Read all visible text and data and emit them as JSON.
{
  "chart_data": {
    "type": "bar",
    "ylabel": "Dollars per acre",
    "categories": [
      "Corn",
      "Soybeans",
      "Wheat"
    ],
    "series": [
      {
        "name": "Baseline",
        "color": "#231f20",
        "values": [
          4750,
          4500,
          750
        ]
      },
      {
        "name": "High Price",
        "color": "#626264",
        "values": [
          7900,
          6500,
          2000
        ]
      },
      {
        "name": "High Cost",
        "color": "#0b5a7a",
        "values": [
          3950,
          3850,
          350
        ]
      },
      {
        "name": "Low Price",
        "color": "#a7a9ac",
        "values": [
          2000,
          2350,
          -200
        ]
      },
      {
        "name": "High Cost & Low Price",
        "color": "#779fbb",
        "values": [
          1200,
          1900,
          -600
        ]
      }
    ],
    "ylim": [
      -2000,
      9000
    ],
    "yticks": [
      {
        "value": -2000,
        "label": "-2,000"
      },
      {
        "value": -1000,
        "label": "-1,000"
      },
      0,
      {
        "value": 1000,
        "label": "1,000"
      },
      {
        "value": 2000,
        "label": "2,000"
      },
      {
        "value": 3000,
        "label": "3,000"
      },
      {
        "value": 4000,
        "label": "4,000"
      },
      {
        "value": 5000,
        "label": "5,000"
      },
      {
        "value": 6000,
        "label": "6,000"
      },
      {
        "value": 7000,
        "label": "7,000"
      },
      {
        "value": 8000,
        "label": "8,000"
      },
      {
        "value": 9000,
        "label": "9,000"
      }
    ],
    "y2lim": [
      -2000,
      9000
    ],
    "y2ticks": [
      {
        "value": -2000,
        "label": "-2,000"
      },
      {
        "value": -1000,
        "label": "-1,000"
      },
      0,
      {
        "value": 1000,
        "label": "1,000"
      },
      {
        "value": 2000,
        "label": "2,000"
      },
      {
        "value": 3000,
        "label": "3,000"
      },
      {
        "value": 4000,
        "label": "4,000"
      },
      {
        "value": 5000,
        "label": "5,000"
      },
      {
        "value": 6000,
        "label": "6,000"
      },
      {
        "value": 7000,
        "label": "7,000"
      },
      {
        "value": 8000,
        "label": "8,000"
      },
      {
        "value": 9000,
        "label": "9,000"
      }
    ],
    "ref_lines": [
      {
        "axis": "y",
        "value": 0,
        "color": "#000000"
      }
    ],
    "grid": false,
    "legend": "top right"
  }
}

○ ○ ○ ○ ○

**DESCRIPTION OF THE TASK:** Reproduce the full set of records precisely.

**SOLUTION TO THE PROBLEM:**
Read all visible text and data and emit them as JSON.
{
  "chart_data": {
    "type": "bar",
    "ylabel": "Dollars per acre",
    "categories": [
      "Corn",
      "Soybeans",
      "Wheat"
    ],
    "series": [
      {
        "name": "Baseline",
        "color": "#231f20",
        "values": [
          4750,
          4500,
          750
        ]
      },
      {
        "name": "High Price",
        "color": "#626264",
        "values": [
          7900,
          6500,
          2000
        ]
      },
      {
        "name": "High Cost",
        "color": "#0b5a7a",
        "values": [
          3950,
          3850,
          350
        ]
      },
      {
        "name": "Low Price",
        "color": "#a7a9ac",
        "values": [
          2000,
          2350,
          -200
        ]
      },
      {
        "name": "High Cost & Low Price",
        "color": "#779fbb",
        "values": [
          1200,
          1900,
          -600
        ]
      }
    ],
    "ylim": [
      -2000,
      9000
    ],
    "yticks": [
      {
        "value": -2000,
        "label": "-2,000"
      },
      {
        "value": -1000,
        "label": "-1,000"
      },
      0,
      {
        "value": 1000,
        "label": "1,000"
      },
      {
        "value": 2000,
        "label": "2,000"
      },
      {
        "value": 3000,
        "label": "3,000"
      },
      {
        "value": 4000,
        "label": "4,000"
      },
      {
        "value": 5000,
        "label": "5,000"
      },
      {
        "value": 6000,
        "label": "6,000"
      },
      {
        "value": 7000,
        "label": "7,000"
      },
      {
        "value": 8000,
        "label": "8,000"
      },
      {
        "value": 9000,
        "label": "9,000"
      }
    ],
    "y2lim": [
      -2000,
      9000
    ],
    "y2ticks": [
      {
        "value": -2000,
        "label": "-2,000"
      },
      {
        "value": -1000,
        "label": "-1,000"
      },
      0,
      {
        "value": 1000,
        "label": "1,000"
      },
      {
        "value": 2000,
        "label": "2,000"
      },
      {
        "value": 3000,
        "label": "3,000"
      },
      {
        "value": 4000,
        "label": "4,000"
      },
      {
        "value": 5000,
        "label": "5,000"
      },
      {
        "value": 6000,
        "label": "6,000"
      },
      {
        "value": 7000,
        "label": "7,000"
      },
      {
        "value": 8000,
        "label": "8,000"
      },
      {
        "value": 9000,
        "label": "9,000"
      }
    ],
    "ref_lines": [
      {
        "axis": "y",
        "value": 0,
        "color": "#000000"
      }
    ],
    "grid": false,
    "legend": "top right"
  }
}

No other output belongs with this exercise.